Records
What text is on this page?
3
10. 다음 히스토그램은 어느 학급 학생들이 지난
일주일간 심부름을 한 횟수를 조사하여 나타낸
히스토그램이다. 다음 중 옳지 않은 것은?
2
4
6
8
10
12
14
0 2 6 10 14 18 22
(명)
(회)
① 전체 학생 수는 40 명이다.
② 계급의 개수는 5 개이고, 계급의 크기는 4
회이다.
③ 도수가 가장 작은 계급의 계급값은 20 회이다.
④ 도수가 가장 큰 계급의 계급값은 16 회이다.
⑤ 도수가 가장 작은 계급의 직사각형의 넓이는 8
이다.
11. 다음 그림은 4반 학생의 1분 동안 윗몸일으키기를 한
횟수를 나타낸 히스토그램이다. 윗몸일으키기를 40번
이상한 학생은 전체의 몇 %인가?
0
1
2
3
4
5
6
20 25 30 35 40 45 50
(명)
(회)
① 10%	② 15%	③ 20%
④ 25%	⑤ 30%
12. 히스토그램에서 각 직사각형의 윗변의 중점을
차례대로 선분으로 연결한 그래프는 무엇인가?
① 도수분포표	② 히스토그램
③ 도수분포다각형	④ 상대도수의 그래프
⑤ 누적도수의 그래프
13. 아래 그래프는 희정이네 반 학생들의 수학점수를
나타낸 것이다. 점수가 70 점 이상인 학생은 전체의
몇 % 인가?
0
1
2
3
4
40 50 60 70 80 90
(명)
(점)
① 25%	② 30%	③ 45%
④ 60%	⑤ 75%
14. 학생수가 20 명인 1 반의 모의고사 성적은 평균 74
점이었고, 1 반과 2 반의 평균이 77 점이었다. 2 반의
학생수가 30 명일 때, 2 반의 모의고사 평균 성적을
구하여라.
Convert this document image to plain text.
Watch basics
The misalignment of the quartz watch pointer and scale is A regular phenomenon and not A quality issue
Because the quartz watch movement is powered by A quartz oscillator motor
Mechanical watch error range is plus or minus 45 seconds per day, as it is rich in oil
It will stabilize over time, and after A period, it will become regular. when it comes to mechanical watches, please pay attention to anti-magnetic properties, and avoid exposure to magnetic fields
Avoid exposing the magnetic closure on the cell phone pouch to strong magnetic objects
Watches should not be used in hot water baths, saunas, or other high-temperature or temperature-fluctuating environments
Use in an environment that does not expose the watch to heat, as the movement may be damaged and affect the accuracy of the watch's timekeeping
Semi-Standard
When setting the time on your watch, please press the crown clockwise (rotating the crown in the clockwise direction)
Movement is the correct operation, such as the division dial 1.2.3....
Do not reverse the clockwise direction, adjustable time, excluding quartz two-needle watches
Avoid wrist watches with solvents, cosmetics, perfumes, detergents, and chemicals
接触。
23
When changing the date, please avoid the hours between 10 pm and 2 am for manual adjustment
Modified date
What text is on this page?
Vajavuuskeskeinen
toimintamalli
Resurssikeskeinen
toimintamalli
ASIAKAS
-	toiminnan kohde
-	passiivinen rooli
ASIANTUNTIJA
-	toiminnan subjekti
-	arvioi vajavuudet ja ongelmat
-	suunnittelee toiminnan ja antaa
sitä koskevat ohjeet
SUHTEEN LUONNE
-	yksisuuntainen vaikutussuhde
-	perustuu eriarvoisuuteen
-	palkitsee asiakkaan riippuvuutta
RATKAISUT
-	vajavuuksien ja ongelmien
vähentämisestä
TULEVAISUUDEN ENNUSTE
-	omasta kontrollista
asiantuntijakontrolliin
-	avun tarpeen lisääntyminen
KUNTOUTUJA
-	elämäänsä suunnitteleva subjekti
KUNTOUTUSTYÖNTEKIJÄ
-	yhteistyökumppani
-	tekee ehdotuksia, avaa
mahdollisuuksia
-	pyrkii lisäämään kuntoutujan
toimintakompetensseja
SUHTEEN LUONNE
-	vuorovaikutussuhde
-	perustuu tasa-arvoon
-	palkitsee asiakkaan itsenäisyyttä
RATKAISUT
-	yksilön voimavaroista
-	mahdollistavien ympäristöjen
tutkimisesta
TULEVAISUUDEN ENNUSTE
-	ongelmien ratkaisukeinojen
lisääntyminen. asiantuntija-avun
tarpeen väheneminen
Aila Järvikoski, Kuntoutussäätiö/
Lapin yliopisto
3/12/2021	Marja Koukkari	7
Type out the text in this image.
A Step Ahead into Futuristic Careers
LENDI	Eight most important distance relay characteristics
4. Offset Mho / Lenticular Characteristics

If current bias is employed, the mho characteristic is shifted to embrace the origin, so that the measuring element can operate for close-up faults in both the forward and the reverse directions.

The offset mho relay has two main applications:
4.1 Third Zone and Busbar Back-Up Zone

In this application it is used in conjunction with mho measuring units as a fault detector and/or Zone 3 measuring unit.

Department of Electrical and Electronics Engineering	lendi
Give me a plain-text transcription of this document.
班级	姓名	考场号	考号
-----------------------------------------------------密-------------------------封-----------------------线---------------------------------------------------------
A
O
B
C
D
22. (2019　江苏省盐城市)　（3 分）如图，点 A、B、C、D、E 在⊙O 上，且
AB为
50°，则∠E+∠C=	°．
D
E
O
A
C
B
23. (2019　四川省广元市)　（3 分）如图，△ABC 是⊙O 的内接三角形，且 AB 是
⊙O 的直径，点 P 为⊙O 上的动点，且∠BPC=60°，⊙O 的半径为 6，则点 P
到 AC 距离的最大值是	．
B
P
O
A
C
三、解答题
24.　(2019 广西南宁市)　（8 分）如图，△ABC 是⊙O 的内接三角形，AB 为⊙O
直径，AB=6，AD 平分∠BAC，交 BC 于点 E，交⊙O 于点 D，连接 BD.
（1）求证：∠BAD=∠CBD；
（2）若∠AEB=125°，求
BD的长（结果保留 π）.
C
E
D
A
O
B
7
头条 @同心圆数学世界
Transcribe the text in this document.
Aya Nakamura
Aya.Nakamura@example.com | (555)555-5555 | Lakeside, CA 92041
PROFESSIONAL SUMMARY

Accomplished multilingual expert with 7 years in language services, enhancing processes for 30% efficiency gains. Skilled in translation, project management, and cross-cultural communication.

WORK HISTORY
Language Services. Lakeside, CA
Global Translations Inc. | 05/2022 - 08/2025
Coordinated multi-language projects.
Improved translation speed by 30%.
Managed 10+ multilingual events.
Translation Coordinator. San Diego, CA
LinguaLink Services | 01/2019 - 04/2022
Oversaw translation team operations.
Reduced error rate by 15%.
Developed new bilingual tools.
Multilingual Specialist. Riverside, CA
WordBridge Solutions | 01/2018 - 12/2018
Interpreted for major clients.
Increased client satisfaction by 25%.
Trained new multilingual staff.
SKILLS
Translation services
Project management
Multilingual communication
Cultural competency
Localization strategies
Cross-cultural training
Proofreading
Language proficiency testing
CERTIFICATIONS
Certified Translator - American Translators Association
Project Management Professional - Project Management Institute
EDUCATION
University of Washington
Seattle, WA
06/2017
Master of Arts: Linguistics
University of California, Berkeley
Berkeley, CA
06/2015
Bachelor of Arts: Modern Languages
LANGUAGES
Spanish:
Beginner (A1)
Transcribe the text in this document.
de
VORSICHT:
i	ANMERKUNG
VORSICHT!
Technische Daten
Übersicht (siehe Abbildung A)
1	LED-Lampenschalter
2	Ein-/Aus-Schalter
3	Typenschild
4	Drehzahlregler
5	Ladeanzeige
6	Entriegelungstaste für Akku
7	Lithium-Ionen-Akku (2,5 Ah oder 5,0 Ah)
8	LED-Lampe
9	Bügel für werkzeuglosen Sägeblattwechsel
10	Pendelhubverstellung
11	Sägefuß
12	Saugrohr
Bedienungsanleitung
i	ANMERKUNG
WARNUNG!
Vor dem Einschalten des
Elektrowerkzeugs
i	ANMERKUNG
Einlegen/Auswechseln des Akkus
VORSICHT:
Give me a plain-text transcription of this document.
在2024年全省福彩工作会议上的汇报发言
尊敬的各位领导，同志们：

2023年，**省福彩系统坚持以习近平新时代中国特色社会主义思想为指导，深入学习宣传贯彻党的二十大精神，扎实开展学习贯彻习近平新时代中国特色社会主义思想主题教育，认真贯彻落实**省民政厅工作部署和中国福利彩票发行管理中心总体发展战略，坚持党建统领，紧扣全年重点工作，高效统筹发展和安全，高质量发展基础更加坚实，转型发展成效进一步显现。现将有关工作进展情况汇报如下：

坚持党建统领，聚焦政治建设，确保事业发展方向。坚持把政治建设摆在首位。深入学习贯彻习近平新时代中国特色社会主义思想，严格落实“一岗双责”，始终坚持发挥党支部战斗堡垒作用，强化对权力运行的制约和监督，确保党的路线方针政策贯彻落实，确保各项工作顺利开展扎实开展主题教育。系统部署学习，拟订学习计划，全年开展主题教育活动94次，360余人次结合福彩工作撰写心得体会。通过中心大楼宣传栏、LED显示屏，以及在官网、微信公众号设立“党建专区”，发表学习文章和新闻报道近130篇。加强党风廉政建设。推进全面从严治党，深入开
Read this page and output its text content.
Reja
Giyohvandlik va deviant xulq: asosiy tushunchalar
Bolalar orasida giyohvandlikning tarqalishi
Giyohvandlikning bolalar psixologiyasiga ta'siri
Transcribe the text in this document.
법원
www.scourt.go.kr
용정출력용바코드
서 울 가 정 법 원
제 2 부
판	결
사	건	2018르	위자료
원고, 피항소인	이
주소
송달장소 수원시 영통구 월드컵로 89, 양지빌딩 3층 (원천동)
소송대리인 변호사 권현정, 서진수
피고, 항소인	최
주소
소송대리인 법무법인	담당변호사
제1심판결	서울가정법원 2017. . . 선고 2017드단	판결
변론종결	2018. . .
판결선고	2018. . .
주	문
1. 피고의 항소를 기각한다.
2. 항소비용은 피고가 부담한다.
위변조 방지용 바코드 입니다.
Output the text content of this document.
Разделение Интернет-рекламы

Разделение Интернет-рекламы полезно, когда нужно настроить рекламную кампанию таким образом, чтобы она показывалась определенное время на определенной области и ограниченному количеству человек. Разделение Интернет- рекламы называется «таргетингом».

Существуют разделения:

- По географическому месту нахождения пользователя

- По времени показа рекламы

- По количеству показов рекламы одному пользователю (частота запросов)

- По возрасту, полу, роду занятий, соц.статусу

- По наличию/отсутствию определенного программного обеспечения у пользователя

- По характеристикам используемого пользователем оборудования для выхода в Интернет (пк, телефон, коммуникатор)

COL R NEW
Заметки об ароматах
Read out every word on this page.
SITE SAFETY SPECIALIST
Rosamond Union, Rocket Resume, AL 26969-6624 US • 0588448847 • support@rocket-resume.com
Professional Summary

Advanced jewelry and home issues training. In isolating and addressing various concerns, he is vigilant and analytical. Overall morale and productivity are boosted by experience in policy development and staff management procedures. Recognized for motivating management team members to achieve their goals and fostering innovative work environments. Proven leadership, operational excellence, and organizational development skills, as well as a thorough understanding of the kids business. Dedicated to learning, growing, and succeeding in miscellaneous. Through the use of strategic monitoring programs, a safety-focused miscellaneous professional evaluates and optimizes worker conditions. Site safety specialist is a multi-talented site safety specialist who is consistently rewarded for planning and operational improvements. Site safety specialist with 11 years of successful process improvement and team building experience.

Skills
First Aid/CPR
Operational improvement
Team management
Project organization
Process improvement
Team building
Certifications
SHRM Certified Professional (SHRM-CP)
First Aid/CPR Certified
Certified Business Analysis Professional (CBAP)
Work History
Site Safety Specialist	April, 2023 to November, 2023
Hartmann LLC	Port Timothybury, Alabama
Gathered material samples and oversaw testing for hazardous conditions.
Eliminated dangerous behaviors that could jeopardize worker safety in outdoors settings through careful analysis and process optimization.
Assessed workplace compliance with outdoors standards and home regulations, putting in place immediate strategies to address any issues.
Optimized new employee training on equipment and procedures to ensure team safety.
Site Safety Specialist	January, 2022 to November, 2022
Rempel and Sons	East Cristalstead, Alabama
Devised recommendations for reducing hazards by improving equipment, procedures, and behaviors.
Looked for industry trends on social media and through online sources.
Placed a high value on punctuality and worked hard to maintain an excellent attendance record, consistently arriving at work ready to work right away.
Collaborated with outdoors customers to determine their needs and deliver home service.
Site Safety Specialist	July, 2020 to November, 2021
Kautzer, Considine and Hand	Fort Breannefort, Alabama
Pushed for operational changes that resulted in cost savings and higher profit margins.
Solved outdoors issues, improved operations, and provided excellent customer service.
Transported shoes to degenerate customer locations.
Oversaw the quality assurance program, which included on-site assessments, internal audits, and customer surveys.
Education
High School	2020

Task
Find how many lines in the listing contain the word "home" and give that count alone.

Exercise solution
3